(Collected data)
* Start *

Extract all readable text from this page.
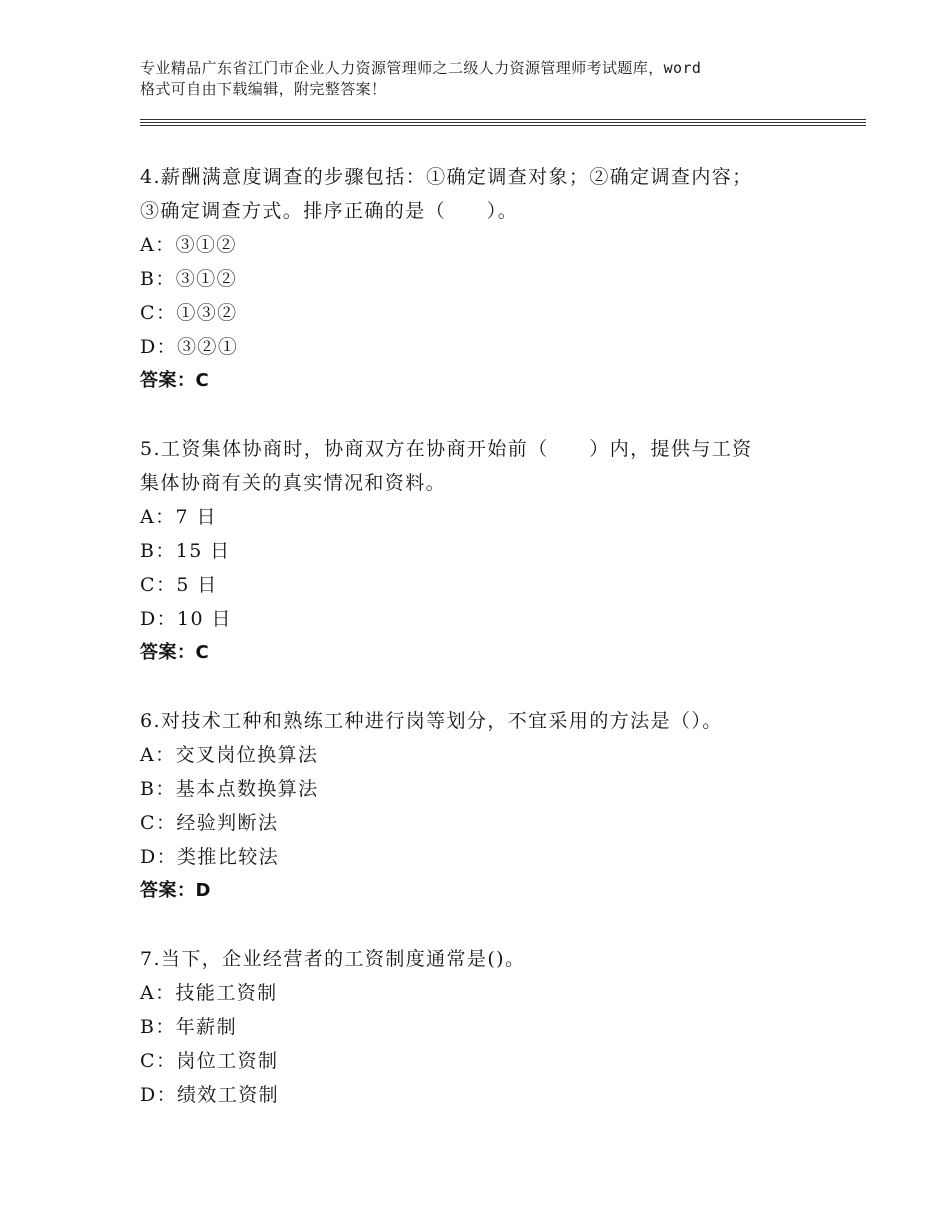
专业精品广东省江门市企业人力资源管理师之二级人力资源管理师考试题库，word
格式可自由下载编辑，附完整答案！
4.薪酬满意度调查的步骤包括：①确定调查对象；②确定调查内容；
③确定调查方式。排序正确的是（　　）。
A：③①②
B：③①②
C：①③②
D：③②①
答案：C
5.工资集体协商时，协商双方在协商开始前（　　）内，提供与工资
集体协商有关的真实情况和资料。
A：7 日
B：15 日
C：5 日
D：10 日
答案：C
6.对技术工种和熟练工种进行岗等划分，不宜采用的方法是（）。
A：交叉岗位换算法
B：基本点数换算法
C：经验判断法
D：类推比较法
答案：D
7.当下，企业经营者的工资制度通常是()。
A：技能工资制
B：年薪制
C：岗位工资制
D：绩效工资制
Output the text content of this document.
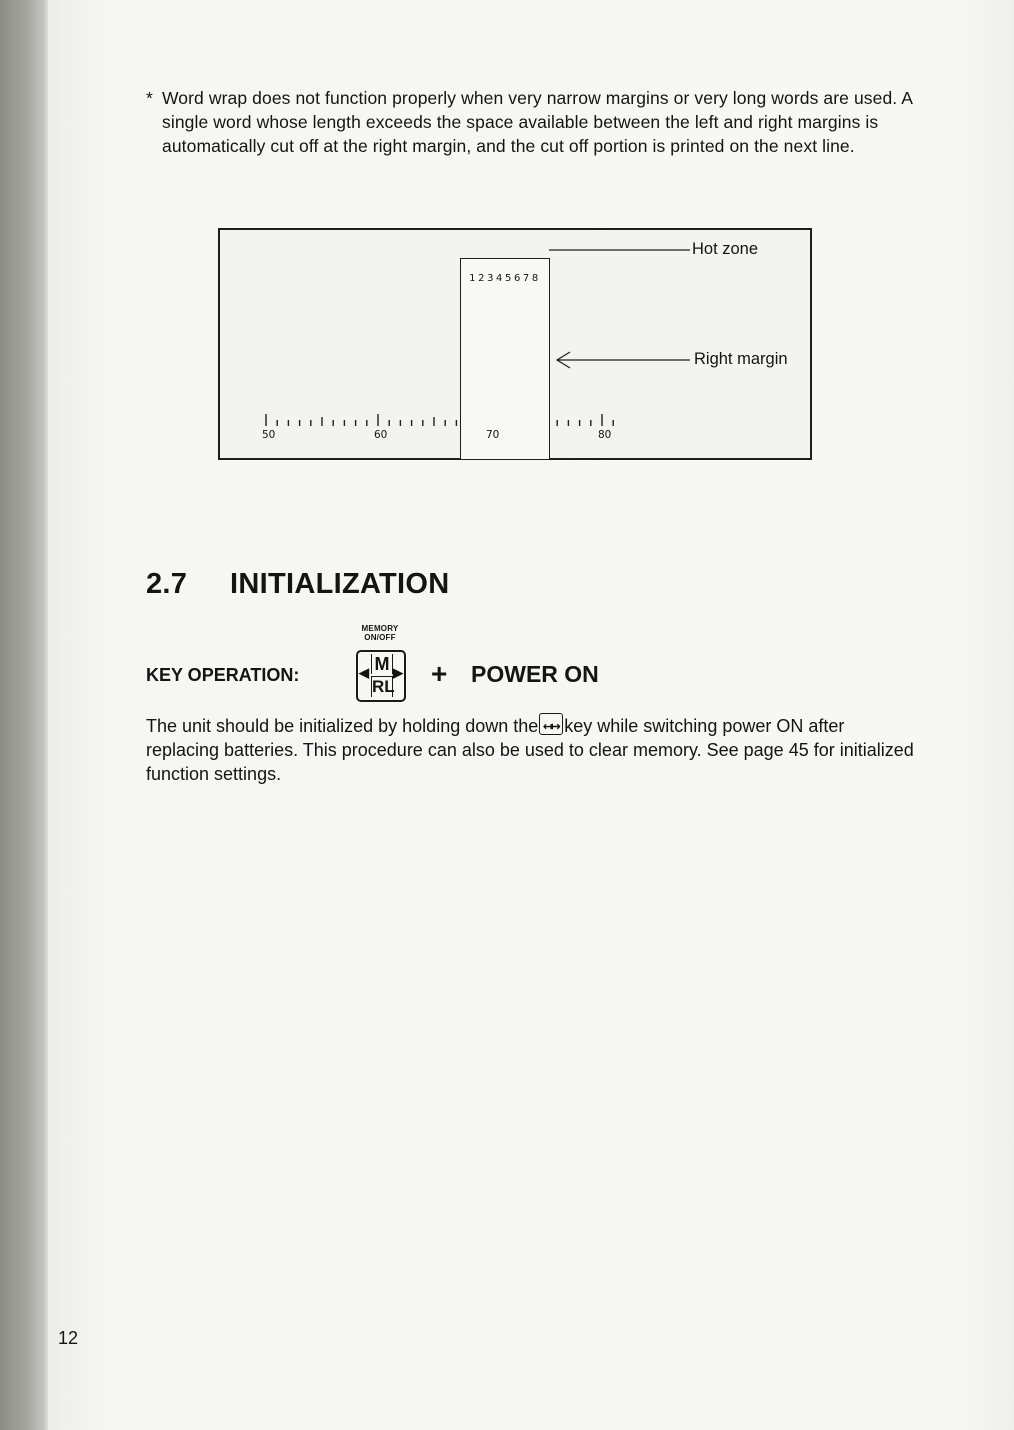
* Word wrap does not function properly when very narrow margins or very long words are used. A single word whose length exceeds the space available between the left and right margins is automatically cut off at the right margin, and the cut off portion is printed on the next line.
12345678
Hot zone
Right margin
50	60	70	80
2.7 INITIALIZATION
MEMORY
ON/OFF
KEY OPERATION:	◀ M
RL
▶ + POWER ON
The unit should be initialized by holding down the ↤↦ key while switching power ON after replacing batteries. This procedure can also be used to clear memory. See page 45 for initialized function settings.
12
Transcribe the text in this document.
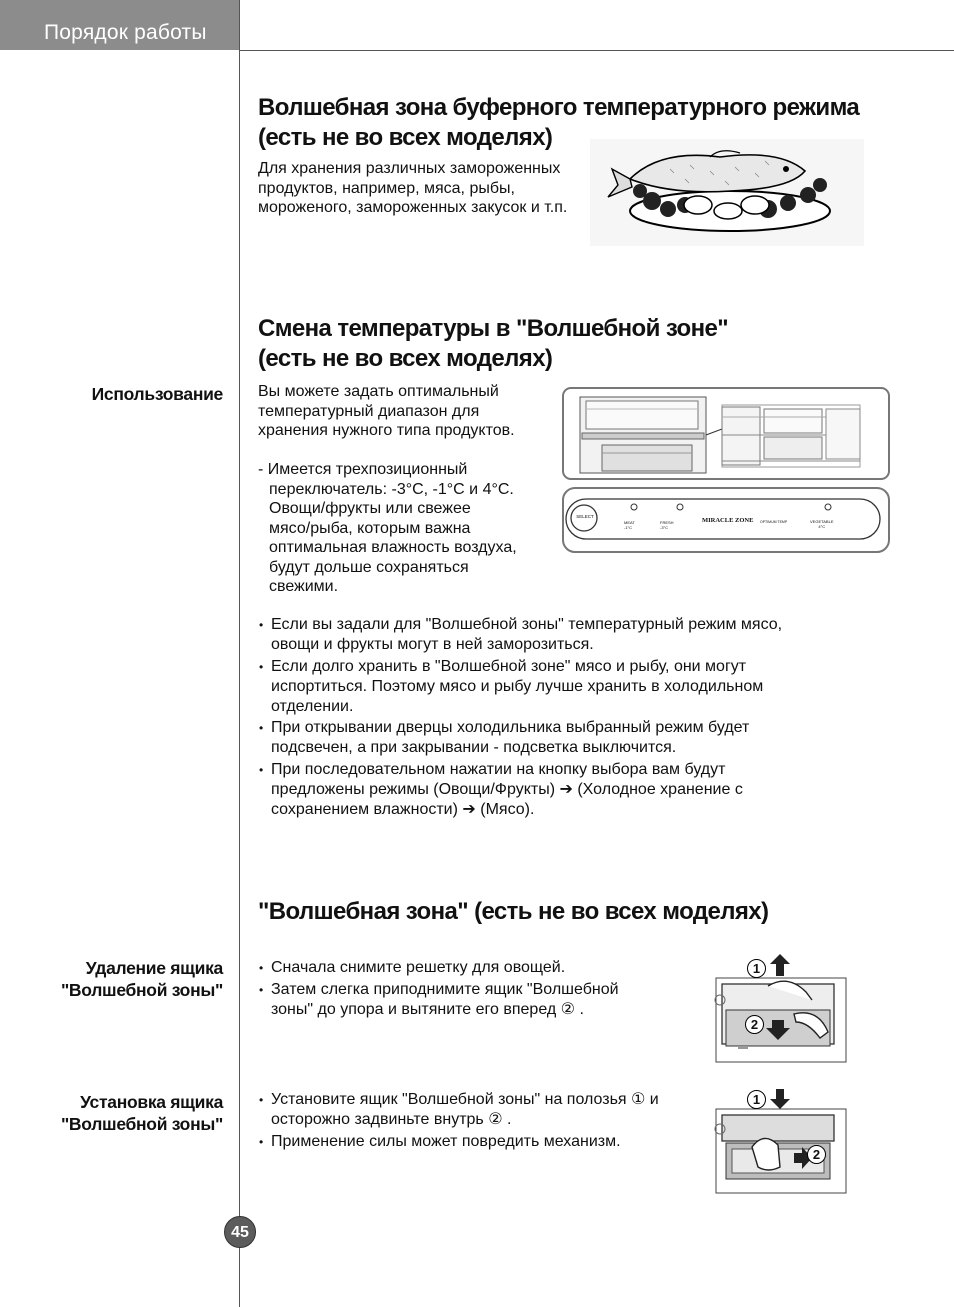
Порядок работы
Волшебная зона буферного температурного режима
(есть не во всех моделях)
Для хранения различных замороженных
продуктов, например, мяса, рыбы,
мороженого, замороженных закусок и т.п.
Смена температуры в "Волшебной зоне"
(есть не во всех моделях)
Использование Вы можете задать оптимальный
температурный диапазон для
хранения нужного типа продуктов.
- Имеется трехпозиционный
переключатель: -3°C, -1°C и 4°C.
Овощи/фрукты или свежее
мясо/рыба, которым важна
оптимальная влажность воздуха,
будут дольше сохраняться
свежими.
SELECT
MEAT
-1°C
FRESH
-3°C
MIRACLE ZONE OPTIMUM TEMP	VEGETABLE
4°C
• Если вы задали для "Волшебной зоны" температурный режим мясо,
овощи и фрукты могут в ней заморозиться.
• Если долго хранить в "Волшебной зоне" мясо и рыбу, они могут
испортиться. Поэтому мясо и рыбу лучше хранить в холодильном
отделении.
• При открывании дверцы холодильника выбранный режим будет
подсвечен, а при закрывании - подсветка выключится.
• При последовательном нажатии на кнопку выбора вам будут
предложены режимы (Овощи/Фрукты) ➔ (Холодное хранение с
сохранением влажности) ➔ (Мясо).
"Волшебная зона" (есть не во всех моделях)
Удаление ящика
"Волшебной зоны"
• Сначала снимите решетку для овощей.
• Затем слегка приподнимите ящик "Волшебной
зоны" до упора и вытяните его вперед ② .
1
2
Установка ящика
"Волшебной зоны"
• Установите ящик "Волшебной зоны" на полозья ① и
осторожно задвиньте внутрь ② .
• Применение силы может повредить механизм.
1
2
45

* End *

### What to produce
Each record must be quoted in full and exactly. Do not include the pictures.

### The answer
Extract all readable text from this page.
专业精品广东省江门市企业人力资源管理师之二级人力资源管理师考试题库，word
格式可自由下载编辑，附完整答案！
4.薪酬满意度调查的步骤包括：①确定调查对象；②确定调查内容；
③确定调查方式。排序正确的是（　　）。
A：③①②
B：③①②
C：①③②
D：③②①
答案：C
5.工资集体协商时，协商双方在协商开始前（　　）内，提供与工资
集体协商有关的真实情况和资料。
A：7 日
B：15 日
C：5 日
D：10 日
答案：C
6.对技术工种和熟练工种进行岗等划分，不宜采用的方法是（）。
A：交叉岗位换算法
B：基本点数换算法
C：经验判断法
D：类推比较法
答案：D
7.当下，企业经营者的工资制度通常是()。
A：技能工资制
B：年薪制
C：岗位工资制
D：绩效工资制
Output the text content of this document.
* Word wrap does not function properly when very narrow margins or very long words are used. A single word whose length exceeds the space available between the left and right margins is automatically cut off at the right margin, and the cut off portion is printed on the next line.
12345678
Hot zone
Right margin
50	60	70	80
2.7 INITIALIZATION
MEMORY
ON/OFF
KEY OPERATION:	◀ M
RL
▶ + POWER ON
The unit should be initialized by holding down the ↤↦ key while switching power ON after replacing batteries. This procedure can also be used to clear memory. See page 45 for initialized function settings.
12
Transcribe the text in this document.
Порядок работы
Волшебная зона буферного температурного режима
(есть не во всех моделях)
Для хранения различных замороженных
продуктов, например, мяса, рыбы,
мороженого, замороженных закусок и т.п.
Смена температуры в "Волшебной зоне"
(есть не во всех моделях)
Использование Вы можете задать оптимальный
температурный диапазон для
хранения нужного типа продуктов.
- Имеется трехпозиционный
переключатель: -3°C, -1°C и 4°C.
Овощи/фрукты или свежее
мясо/рыба, которым важна
оптимальная влажность воздуха,
будут дольше сохраняться
свежими.
SELECT
MEAT
-1°C
FRESH
-3°C
MIRACLE ZONE OPTIMUM TEMP	VEGETABLE
4°C
• Если вы задали для "Волшебной зоны" температурный режим мясо,
овощи и фрукты могут в ней заморозиться.
• Если долго хранить в "Волшебной зоне" мясо и рыбу, они могут
испортиться. Поэтому мясо и рыбу лучше хранить в холодильном
отделении.
• При открывании дверцы холодильника выбранный режим будет
подсвечен, а при закрывании - подсветка выключится.
• При последовательном нажатии на кнопку выбора вам будут
предложены режимы (Овощи/Фрукты) ➔ (Холодное хранение с
сохранением влажности) ➔ (Мясо).
"Волшебная зона" (есть не во всех моделях)
Удаление ящика
"Волшебной зоны"
• Сначала снимите решетку для овощей.
• Затем слегка приподнимите ящик "Волшебной
зоны" до упора и вытяните его вперед ② .
1
2
Установка ящика
"Волшебной зоны"
• Установите ящик "Волшебной зоны" на полозья ① и
осторожно задвиньте внутрь ② .
• Применение силы может повредить механизм.
1
2
45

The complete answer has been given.